Scan the data. Collect each line that contains the word "exceeding".

==============================

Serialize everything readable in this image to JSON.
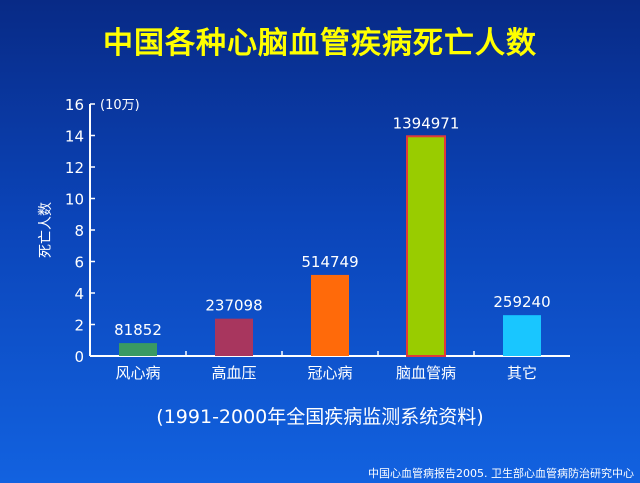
{
  "chart_data": {
    "type": "bar",
    "title": "中国各种心脑血管疾病死亡人数",
    "subtitle": "(1991-2000年全国疾病监测系统资料)",
    "source": "中国心血管病报告2005. 卫生部心血管病防治研究中心",
    "ylabel": "死亡人数",
    "yunit": "(10万)",
    "ylim": [
      0,
      16
    ],
    "yticks": [
      "0",
      "2",
      "4",
      "6",
      "8",
      "10",
      "12",
      "14",
      "16"
    ],
    "categories": [
      "风心病",
      "高血压",
      "冠心病",
      "脑血管病",
      "其它"
    ],
    "values": [
      81852,
      237098,
      514749,
      1394971,
      259240
    ],
    "data_labels": [
      "81852",
      "237098",
      "514749",
      "1394971",
      "259240"
    ],
    "colors": [
      "#3a9a62",
      "#a8365e",
      "#ff6a0a",
      "#99cc00",
      "#19c6ff"
    ],
    "highlight_border": "#e03a3a",
    "grid": false
  }
}
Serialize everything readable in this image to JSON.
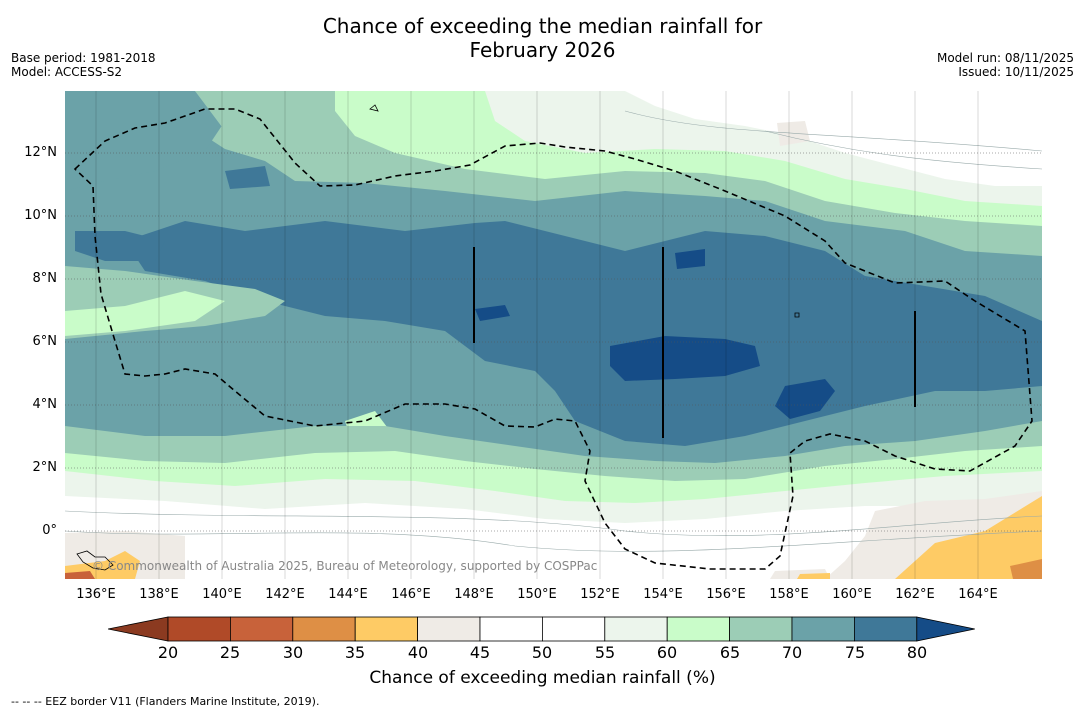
{
  "title_line1": "Chance of exceeding the median rainfall for",
  "title_line2": "February 2026",
  "base_period": "Base period: 1981-2018",
  "model": "Model: ACCESS-S2",
  "model_run": "Model run: 08/11/2025",
  "issued": "Issued: 10/11/2025",
  "lat_labels": [
    "12°N",
    "10°N",
    "8°N",
    "6°N",
    "4°N",
    "2°N",
    "0°"
  ],
  "lon_labels": [
    "136°E",
    "138°E",
    "140°E",
    "142°E",
    "144°E",
    "146°E",
    "148°E",
    "150°E",
    "152°E",
    "154°E",
    "156°E",
    "158°E",
    "160°E",
    "162°E",
    "164°E"
  ],
  "copyright": "© Commonwealth of Australia 2025, Bureau of Meteorology, supported by COSPPac",
  "colorbar_ticks": [
    "20",
    "25",
    "30",
    "35",
    "40",
    "45",
    "50",
    "55",
    "60",
    "65",
    "70",
    "75",
    "80"
  ],
  "colorbar_colors": [
    "#8b3a20",
    "#b04a28",
    "#c8623a",
    "#de8f45",
    "#fecb65",
    "#efebe6",
    "#ffffff",
    "#ffffff",
    "#ecf5ec",
    "#c9fcc9",
    "#9ccdb6",
    "#6ba2a8",
    "#3f7898",
    "#154c87"
  ],
  "colorbar_label": "Chance of exceeding median rainfall (%)",
  "footer": "--  --  -- EEZ border V11 (Flanders Marine Institute, 2019)."
}
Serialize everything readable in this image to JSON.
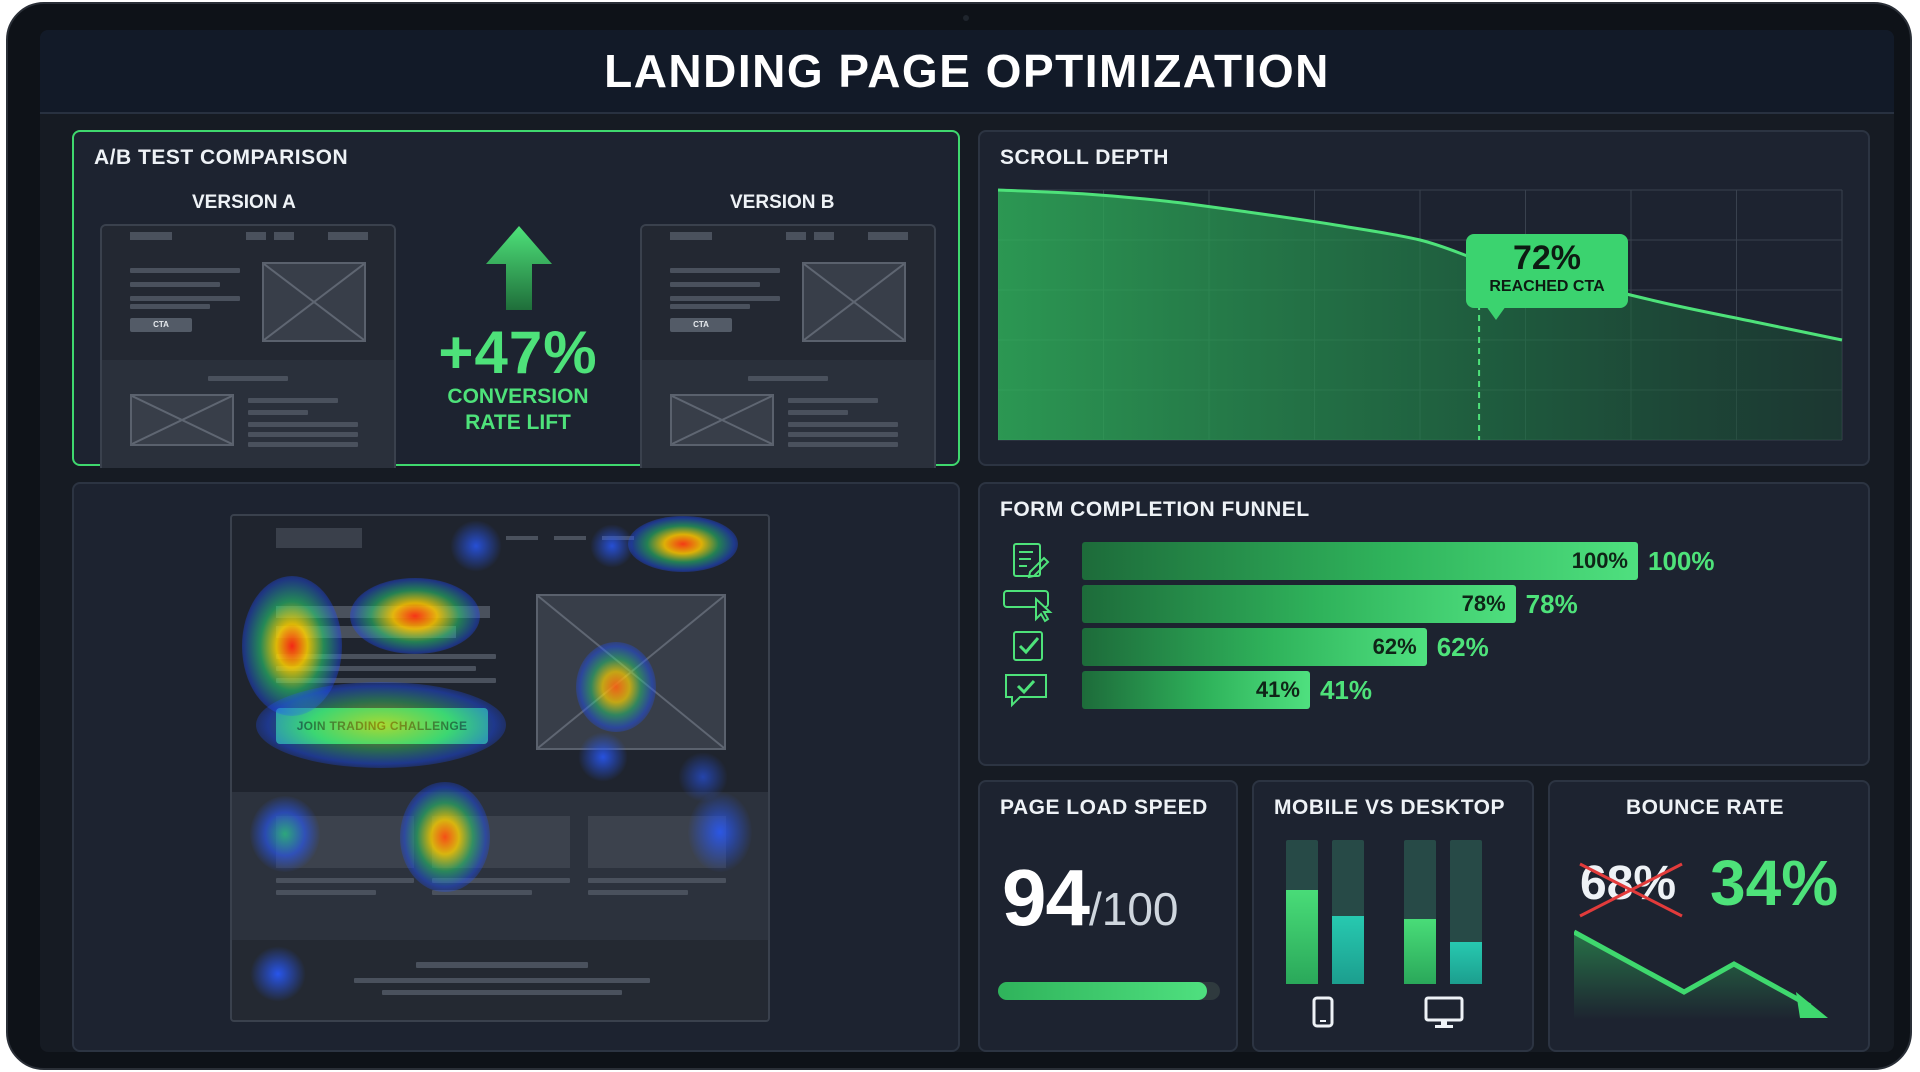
{
  "dashboard": {
    "title": "LANDING PAGE OPTIMIZATION",
    "accent_color": "#4ee27a"
  },
  "ab_test": {
    "title": "A/B TEST COMPARISON",
    "version_a_label": "VERSION A",
    "version_b_label": "VERSION B",
    "cta_text": "CTA",
    "lift_value": "+47%",
    "lift_caption_line1": "CONVERSION",
    "lift_caption_line2": "RATE LIFT",
    "lift_icon": "arrow-up-icon"
  },
  "scroll_depth": {
    "title": "SCROLL DEPTH",
    "callout_value": "72%",
    "callout_label": "REACHED CTA"
  },
  "chart_data": {
    "type": "area",
    "title": "SCROLL DEPTH",
    "x": [
      0,
      10,
      20,
      30,
      40,
      50,
      57,
      60,
      70,
      80,
      90,
      100
    ],
    "y": [
      100,
      98.5,
      95.5,
      91,
      86,
      80,
      72,
      70,
      62,
      54,
      47,
      40
    ],
    "annotation": {
      "x": 57,
      "y": 72,
      "label": "72% REACHED CTA"
    },
    "xlabel": "",
    "ylabel": "",
    "grid": true
  },
  "heatmap": {
    "button_label": "JOIN TRADING CHALLENGE"
  },
  "funnel": {
    "title": "FORM COMPLETION FUNNEL",
    "steps": [
      {
        "icon": "form-edit-icon",
        "value": 100,
        "label": "100%"
      },
      {
        "icon": "input-click-icon",
        "value": 78,
        "label": "78%"
      },
      {
        "icon": "checkbox-icon",
        "value": 62,
        "label": "62%"
      },
      {
        "icon": "chat-check-icon",
        "value": 41,
        "label": "41%"
      }
    ]
  },
  "page_load_speed": {
    "title": "PAGE LOAD SPEED",
    "score": "94",
    "denominator": "/100",
    "progress": 0.94
  },
  "mobile_vs_desktop": {
    "title": "MOBILE VS DESKTOP",
    "groups": [
      {
        "icon": "phone-icon",
        "green": 0.65,
        "teal": 0.47
      },
      {
        "icon": "desktop-icon",
        "green": 0.45,
        "teal": 0.29
      }
    ]
  },
  "bounce_rate": {
    "title": "BOUNCE RATE",
    "old_value": "68%",
    "new_value": "34%"
  }
}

==============================

» **Correct result**
  "title_line1": "Chance of exceeding the median rainfall for",
  "colorbar_label": "Chance of exceeding median rainfall (%)",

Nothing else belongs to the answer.